··· Data to use
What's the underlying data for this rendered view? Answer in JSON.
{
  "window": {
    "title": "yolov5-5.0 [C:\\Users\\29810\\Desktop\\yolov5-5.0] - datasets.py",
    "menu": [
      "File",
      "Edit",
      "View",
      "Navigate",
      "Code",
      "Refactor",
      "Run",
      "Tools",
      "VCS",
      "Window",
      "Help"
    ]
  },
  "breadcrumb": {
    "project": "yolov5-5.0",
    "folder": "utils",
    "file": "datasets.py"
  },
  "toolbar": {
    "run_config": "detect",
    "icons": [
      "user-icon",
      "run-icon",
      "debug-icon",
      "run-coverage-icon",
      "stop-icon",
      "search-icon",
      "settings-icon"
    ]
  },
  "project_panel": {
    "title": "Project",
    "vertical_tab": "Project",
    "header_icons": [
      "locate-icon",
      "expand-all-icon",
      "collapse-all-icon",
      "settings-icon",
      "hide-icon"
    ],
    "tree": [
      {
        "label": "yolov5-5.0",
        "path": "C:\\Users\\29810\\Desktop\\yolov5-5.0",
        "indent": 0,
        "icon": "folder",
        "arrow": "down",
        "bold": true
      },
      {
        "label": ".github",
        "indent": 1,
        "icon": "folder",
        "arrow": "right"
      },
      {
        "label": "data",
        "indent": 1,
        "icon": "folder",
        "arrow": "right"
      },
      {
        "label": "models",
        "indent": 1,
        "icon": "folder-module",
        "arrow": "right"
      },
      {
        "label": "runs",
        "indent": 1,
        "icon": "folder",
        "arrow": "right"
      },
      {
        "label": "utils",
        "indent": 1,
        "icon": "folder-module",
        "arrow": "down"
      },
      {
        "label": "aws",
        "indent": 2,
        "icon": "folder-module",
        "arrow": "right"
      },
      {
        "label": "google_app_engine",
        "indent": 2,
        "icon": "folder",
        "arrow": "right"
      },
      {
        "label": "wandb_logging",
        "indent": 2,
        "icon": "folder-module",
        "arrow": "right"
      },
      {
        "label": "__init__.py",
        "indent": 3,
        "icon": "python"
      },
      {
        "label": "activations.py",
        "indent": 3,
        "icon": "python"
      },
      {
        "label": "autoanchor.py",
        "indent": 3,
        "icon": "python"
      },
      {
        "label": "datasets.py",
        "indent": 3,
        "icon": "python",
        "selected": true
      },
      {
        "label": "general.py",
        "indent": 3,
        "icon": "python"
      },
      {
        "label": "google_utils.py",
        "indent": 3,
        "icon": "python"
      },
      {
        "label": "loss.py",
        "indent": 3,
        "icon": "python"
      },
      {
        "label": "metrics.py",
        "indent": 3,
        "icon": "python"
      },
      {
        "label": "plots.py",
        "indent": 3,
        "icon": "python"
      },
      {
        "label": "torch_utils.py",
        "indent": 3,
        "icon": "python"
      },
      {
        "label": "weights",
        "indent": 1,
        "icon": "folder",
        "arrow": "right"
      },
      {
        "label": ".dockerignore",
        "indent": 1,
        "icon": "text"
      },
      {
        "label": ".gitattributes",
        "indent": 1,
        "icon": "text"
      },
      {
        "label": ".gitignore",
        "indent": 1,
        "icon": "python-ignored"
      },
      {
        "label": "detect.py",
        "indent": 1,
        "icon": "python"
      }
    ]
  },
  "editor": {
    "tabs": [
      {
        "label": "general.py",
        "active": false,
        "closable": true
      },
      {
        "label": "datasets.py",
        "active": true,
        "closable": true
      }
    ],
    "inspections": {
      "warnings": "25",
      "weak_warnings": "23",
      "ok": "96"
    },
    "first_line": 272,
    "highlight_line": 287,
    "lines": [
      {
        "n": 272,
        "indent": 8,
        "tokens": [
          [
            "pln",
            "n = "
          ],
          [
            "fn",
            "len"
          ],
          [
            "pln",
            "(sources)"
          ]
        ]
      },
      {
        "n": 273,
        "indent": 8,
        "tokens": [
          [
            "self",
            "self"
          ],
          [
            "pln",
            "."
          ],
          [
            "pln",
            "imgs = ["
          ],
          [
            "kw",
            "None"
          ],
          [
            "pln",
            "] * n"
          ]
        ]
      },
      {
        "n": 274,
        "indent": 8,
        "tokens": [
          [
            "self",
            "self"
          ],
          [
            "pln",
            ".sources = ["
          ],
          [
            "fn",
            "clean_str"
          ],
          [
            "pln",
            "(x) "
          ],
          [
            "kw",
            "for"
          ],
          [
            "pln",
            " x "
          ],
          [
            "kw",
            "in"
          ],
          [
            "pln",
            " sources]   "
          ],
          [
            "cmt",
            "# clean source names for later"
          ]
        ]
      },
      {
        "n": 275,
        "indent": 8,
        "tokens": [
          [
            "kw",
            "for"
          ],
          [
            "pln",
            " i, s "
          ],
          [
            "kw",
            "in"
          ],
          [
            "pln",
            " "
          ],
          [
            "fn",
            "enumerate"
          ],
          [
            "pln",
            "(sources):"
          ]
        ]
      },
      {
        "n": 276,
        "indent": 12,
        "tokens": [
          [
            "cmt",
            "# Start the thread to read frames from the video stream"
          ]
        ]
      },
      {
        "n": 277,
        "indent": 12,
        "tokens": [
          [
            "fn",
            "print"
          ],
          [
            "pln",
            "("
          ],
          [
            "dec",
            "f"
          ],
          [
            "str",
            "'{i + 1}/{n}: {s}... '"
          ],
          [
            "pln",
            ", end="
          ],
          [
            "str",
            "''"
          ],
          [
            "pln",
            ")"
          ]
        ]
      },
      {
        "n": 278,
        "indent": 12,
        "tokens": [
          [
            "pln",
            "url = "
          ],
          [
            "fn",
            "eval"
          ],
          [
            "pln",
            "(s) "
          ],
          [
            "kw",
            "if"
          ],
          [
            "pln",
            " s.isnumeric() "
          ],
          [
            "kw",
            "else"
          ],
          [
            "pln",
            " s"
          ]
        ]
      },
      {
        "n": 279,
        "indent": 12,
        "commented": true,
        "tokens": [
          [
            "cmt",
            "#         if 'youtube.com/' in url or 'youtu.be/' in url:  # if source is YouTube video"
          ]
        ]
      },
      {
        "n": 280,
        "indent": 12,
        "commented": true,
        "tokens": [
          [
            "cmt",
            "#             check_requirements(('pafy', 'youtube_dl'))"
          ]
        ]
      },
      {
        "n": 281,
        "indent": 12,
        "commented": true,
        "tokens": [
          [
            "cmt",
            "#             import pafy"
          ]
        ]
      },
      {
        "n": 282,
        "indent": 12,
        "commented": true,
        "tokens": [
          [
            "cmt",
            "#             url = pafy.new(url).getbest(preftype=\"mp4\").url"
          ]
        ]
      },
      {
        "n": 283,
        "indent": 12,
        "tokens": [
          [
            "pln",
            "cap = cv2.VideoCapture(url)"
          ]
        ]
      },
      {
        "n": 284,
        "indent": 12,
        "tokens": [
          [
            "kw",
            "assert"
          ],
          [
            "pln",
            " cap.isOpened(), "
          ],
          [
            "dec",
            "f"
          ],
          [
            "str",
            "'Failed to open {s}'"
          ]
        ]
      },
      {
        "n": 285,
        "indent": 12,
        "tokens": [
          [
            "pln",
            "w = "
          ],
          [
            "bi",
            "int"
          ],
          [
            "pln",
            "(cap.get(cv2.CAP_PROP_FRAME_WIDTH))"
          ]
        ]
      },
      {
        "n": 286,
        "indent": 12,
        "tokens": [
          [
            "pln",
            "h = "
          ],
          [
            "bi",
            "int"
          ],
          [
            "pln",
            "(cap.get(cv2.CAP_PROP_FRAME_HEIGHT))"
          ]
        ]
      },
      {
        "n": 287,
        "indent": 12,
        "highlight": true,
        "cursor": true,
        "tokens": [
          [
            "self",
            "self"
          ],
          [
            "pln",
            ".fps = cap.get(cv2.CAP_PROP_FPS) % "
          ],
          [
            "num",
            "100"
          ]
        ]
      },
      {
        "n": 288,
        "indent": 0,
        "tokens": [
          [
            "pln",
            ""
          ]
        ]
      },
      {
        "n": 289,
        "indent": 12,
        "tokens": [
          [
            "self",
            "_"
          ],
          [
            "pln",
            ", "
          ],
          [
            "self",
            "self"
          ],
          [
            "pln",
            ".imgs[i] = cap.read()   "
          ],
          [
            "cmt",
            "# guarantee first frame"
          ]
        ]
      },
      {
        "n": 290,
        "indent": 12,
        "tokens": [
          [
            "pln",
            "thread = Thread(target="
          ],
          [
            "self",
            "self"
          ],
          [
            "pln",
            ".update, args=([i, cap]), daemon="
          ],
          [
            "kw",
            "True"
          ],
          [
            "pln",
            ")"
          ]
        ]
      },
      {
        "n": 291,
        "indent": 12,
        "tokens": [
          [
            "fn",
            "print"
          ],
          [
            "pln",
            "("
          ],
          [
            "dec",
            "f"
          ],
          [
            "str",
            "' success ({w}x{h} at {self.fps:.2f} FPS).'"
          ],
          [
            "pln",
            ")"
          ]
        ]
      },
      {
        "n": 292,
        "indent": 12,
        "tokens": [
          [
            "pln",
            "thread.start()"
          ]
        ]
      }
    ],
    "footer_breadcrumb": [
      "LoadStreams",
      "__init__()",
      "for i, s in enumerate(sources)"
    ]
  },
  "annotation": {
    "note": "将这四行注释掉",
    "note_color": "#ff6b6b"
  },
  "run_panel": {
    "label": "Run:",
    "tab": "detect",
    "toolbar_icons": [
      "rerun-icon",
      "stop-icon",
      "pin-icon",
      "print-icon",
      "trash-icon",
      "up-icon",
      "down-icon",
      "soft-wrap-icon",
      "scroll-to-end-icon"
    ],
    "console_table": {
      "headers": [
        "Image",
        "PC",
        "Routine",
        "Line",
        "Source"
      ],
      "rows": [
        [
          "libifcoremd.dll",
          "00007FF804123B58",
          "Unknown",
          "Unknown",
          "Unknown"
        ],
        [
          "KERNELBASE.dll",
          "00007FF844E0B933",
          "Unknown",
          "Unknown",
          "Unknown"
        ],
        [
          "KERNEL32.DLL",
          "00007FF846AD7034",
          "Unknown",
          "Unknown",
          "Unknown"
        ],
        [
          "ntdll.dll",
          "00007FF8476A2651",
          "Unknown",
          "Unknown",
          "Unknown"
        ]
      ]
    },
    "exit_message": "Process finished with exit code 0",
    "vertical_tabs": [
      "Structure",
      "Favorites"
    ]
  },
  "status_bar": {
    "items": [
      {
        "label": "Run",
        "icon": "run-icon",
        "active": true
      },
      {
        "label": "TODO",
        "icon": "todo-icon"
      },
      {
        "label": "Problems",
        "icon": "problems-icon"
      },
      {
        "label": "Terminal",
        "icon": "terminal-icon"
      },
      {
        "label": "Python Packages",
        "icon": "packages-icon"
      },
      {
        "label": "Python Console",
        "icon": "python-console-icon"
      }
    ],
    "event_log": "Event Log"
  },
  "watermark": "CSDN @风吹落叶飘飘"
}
······
Find the lines containing "thread" and list every one of them.

Written solution —
            "# Start the thread to read frames from the video stream"
            "thread = Thread(target="
            "thread.start()"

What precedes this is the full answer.